• Given exercise:
Find every line in the records below that holds the word "Mirai", and copy each one.

• Input data:
++++++++++++++++++++
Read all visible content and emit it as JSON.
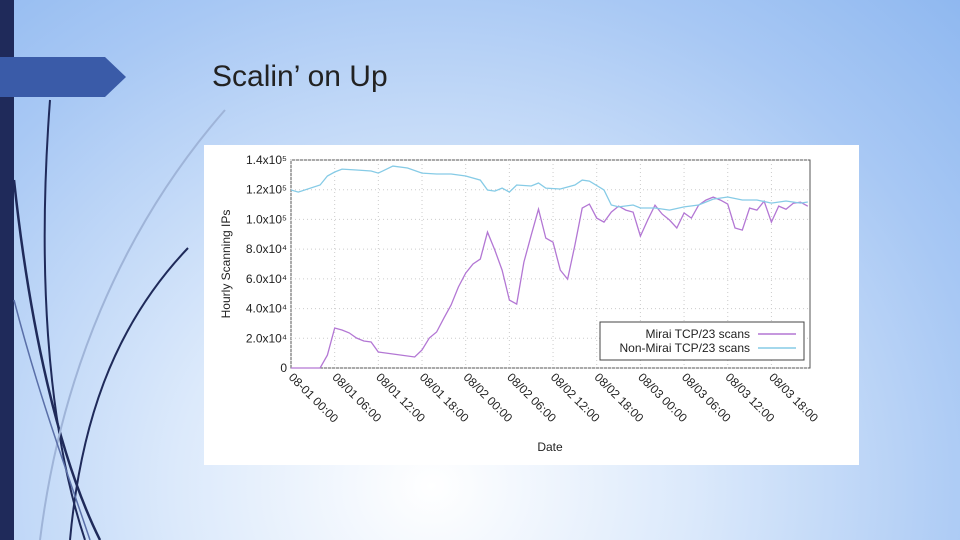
{
  "slide_title": "Scalin’ on Up",
  "chart_data": {
    "type": "line",
    "x_label": "Date",
    "y_label": "Hourly Scanning IPs",
    "xlim": [
      0,
      71.3
    ],
    "ylim": [
      0,
      140000
    ],
    "xticks": [
      {
        "value": 0,
        "label": "08-01 00:00"
      },
      {
        "value": 6,
        "label": "08/01 06:00"
      },
      {
        "value": 12,
        "label": "08/01 12:00"
      },
      {
        "value": 18,
        "label": "08/01 18:00"
      },
      {
        "value": 24,
        "label": "08/02 00:00"
      },
      {
        "value": 30,
        "label": "08/02 06:00"
      },
      {
        "value": 36,
        "label": "08/02 12:00"
      },
      {
        "value": 42,
        "label": "08/02 18:00"
      },
      {
        "value": 48,
        "label": "08/03 00:00"
      },
      {
        "value": 54,
        "label": "08/03 06:00"
      },
      {
        "value": 60,
        "label": "08/03 12:00"
      },
      {
        "value": 66,
        "label": "08/03 18:00"
      }
    ],
    "yticks": [
      0,
      {
        "value": 20000,
        "label": "2.0x10⁴"
      },
      {
        "value": 40000,
        "label": "4.0x10⁴"
      },
      {
        "value": 60000,
        "label": "6.0x10⁴"
      },
      {
        "value": 80000,
        "label": "8.0x10⁴"
      },
      {
        "value": 100000,
        "label": "1.0x10⁵"
      },
      {
        "value": 120000,
        "label": "1.2x10⁵"
      },
      {
        "value": 140000,
        "label": "1.4x10⁵"
      }
    ],
    "grid": true,
    "legend": "lower right",
    "series": [
      {
        "name": "Mirai TCP/23 scans",
        "color": "#b377d4",
        "x": [
          0,
          4,
          5,
          6,
          7,
          8,
          9,
          10,
          11,
          12,
          14,
          17,
          18,
          19,
          20,
          21,
          22,
          23,
          24,
          25,
          26,
          27,
          28,
          29,
          30,
          31,
          32,
          33,
          34,
          35,
          36,
          37,
          38,
          39,
          40,
          41,
          42,
          43,
          44,
          45,
          46,
          47,
          48,
          49,
          50,
          51,
          52,
          53,
          54,
          55,
          56,
          57,
          58,
          59,
          60,
          61,
          62,
          63,
          64,
          65,
          66,
          67,
          68,
          69,
          70,
          71
        ],
        "values": [
          0,
          0,
          8700,
          26900,
          25600,
          23600,
          20200,
          18200,
          17500,
          10800,
          9400,
          7400,
          12100,
          20200,
          24200,
          33600,
          42400,
          54500,
          63900,
          70000,
          73300,
          91500,
          79400,
          65900,
          45700,
          43000,
          71300,
          89400,
          106900,
          87400,
          84700,
          65900,
          59800,
          82700,
          107600,
          110300,
          100900,
          98200,
          104900,
          109000,
          106300,
          104900,
          88800,
          99600,
          109600,
          103600,
          99600,
          94200,
          104300,
          100900,
          109600,
          113000,
          115000,
          113000,
          110300,
          94200,
          92800,
          107600,
          106300,
          112300,
          98200,
          109000,
          106900,
          110900,
          111600,
          108900
        ]
      },
      {
        "name": "Non-Mirai TCP/23 scans",
        "color": "#86cbe6",
        "x": [
          0,
          1,
          4,
          5,
          6,
          7,
          9,
          11,
          12,
          14,
          16,
          18,
          20,
          22,
          24,
          26,
          27,
          28,
          29,
          30,
          31,
          33,
          34,
          35,
          37,
          39,
          40,
          41,
          43,
          44,
          45,
          47,
          48,
          50,
          52,
          54,
          56,
          58,
          60,
          62,
          64,
          66,
          68,
          70,
          71
        ],
        "values": [
          119800,
          118400,
          123200,
          129200,
          131900,
          133900,
          133300,
          132600,
          131200,
          135900,
          134600,
          131200,
          130600,
          130600,
          129200,
          126500,
          119800,
          119100,
          121100,
          118400,
          123200,
          122500,
          124500,
          121100,
          120500,
          123200,
          126500,
          125800,
          119800,
          109700,
          108400,
          109700,
          107700,
          107700,
          106300,
          108400,
          109700,
          113700,
          115100,
          113100,
          113100,
          111000,
          112400,
          111000,
          111700
        ]
      }
    ]
  }
}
++++++++++++++++++++
• Output of the task:
        "name": "Mirai TCP/23 scans",
        "name": "Non-Mirai TCP/23 scans",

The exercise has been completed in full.